§ **Stored records**:
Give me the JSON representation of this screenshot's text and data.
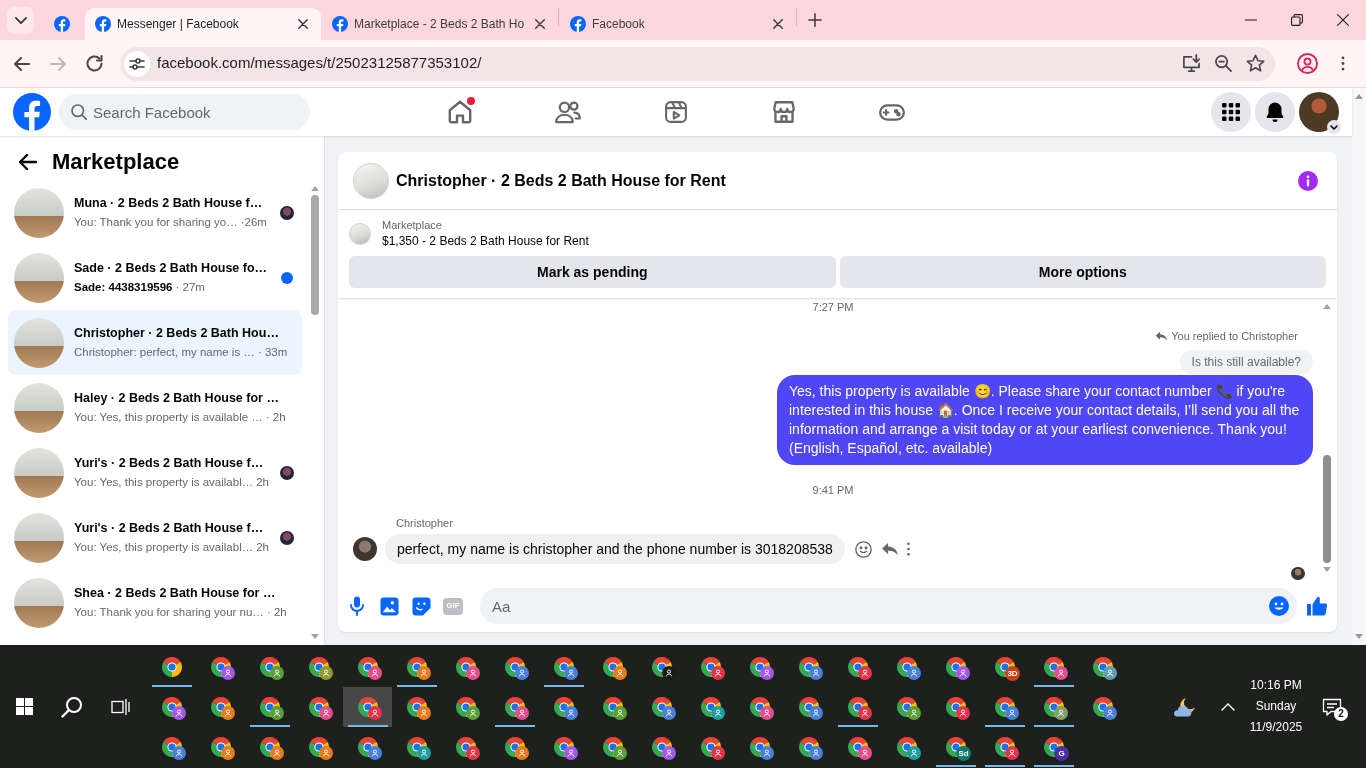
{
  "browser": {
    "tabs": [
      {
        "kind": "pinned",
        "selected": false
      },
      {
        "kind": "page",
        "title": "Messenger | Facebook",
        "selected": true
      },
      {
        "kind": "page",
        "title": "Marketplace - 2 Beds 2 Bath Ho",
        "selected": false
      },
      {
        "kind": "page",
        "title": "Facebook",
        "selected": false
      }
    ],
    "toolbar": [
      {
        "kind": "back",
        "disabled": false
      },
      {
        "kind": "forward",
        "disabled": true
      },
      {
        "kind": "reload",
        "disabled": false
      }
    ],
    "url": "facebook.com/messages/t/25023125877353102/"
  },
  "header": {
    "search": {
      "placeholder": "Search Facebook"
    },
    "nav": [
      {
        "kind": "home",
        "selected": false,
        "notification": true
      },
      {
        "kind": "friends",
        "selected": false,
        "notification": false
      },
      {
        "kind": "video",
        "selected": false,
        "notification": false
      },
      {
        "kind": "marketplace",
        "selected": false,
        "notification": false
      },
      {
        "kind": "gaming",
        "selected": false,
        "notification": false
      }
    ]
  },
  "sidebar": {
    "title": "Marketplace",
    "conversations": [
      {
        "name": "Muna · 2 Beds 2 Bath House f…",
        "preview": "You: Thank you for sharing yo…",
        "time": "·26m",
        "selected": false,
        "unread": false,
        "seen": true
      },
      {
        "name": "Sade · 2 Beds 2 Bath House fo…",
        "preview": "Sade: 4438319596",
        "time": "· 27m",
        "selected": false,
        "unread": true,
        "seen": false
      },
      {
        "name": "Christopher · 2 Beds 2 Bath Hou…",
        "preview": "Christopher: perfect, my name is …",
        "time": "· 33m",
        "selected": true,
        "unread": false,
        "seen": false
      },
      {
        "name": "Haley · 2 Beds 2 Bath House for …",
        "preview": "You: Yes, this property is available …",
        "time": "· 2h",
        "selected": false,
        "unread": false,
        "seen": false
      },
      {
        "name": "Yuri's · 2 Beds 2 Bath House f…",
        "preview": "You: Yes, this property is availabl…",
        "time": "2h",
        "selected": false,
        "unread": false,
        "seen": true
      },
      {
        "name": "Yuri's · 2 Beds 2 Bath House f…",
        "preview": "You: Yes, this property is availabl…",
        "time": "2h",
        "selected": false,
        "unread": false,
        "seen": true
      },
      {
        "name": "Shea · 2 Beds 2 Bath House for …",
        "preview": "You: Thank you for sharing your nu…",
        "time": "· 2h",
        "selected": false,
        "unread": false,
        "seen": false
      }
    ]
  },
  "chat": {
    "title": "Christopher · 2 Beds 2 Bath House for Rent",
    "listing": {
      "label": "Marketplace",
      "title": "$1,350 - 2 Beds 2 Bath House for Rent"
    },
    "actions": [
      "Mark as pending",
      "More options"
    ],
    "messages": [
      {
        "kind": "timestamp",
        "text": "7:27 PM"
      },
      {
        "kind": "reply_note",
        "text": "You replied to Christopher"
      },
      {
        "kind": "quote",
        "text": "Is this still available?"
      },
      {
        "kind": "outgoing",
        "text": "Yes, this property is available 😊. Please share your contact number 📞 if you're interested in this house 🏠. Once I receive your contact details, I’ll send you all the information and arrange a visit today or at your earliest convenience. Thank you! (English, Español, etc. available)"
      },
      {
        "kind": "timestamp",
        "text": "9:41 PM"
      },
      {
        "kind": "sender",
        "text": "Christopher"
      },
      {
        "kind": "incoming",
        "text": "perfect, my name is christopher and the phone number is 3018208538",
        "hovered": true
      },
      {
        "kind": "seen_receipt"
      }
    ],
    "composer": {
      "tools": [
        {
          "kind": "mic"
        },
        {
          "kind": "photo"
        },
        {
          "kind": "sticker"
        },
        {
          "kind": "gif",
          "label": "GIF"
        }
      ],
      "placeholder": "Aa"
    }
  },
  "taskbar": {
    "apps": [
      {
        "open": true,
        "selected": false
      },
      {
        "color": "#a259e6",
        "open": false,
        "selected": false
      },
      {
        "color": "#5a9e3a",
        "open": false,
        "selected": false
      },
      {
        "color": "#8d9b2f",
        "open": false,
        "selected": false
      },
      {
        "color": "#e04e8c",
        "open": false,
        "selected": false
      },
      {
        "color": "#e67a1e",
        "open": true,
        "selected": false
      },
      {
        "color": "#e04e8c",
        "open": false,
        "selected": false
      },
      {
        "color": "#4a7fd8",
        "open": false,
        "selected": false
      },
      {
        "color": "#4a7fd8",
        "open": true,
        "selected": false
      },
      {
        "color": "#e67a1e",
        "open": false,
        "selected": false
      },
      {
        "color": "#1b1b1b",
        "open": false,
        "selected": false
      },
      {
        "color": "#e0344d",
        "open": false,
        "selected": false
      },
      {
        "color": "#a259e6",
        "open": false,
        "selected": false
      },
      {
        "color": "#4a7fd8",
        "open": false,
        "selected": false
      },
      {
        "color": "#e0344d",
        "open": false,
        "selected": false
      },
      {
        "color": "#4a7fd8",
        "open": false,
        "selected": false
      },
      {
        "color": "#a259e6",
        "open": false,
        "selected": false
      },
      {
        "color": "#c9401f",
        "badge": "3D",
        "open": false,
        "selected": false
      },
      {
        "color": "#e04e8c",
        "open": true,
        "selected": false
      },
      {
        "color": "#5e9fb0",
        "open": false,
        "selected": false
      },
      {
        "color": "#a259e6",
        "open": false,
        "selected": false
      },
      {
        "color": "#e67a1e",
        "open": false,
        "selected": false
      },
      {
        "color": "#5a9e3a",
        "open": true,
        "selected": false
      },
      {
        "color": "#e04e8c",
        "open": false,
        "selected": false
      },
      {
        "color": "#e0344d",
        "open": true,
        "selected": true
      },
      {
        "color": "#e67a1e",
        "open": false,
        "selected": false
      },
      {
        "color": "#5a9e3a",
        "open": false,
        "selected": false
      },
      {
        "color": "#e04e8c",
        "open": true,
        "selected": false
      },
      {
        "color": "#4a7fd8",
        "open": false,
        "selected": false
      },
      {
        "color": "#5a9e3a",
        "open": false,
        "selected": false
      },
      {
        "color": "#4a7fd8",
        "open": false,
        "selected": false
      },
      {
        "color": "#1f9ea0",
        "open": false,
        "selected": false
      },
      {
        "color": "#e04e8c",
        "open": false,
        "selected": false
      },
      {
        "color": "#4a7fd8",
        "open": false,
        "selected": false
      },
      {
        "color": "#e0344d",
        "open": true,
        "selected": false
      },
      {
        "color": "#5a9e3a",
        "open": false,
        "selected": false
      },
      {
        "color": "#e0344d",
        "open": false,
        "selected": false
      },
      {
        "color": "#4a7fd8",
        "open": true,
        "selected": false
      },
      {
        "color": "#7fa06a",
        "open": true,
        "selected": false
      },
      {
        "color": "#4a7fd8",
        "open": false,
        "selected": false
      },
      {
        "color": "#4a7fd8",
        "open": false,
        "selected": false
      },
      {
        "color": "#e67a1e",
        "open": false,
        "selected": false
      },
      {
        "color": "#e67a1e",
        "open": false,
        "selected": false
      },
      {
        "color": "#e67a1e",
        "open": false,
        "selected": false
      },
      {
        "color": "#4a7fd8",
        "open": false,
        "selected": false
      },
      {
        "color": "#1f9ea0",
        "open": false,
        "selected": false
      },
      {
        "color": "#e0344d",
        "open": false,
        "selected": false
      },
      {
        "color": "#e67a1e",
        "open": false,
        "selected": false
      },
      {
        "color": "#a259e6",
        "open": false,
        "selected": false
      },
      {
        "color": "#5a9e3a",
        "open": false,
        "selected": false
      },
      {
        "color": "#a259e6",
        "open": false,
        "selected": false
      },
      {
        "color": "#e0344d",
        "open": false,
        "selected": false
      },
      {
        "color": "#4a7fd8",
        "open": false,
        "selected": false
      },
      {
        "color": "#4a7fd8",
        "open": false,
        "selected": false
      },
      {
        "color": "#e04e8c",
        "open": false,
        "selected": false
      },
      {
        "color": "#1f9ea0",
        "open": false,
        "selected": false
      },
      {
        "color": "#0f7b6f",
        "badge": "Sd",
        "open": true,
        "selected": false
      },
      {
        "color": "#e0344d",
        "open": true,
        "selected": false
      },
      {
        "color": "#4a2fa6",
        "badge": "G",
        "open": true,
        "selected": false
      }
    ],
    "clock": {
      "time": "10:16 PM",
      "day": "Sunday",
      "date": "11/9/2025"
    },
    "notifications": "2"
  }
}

§ **Exercise aim**: What is the number of lines in this listing that contain the word "Beds"? Answer with that number and nothing else.

§ **Result for this task**: 10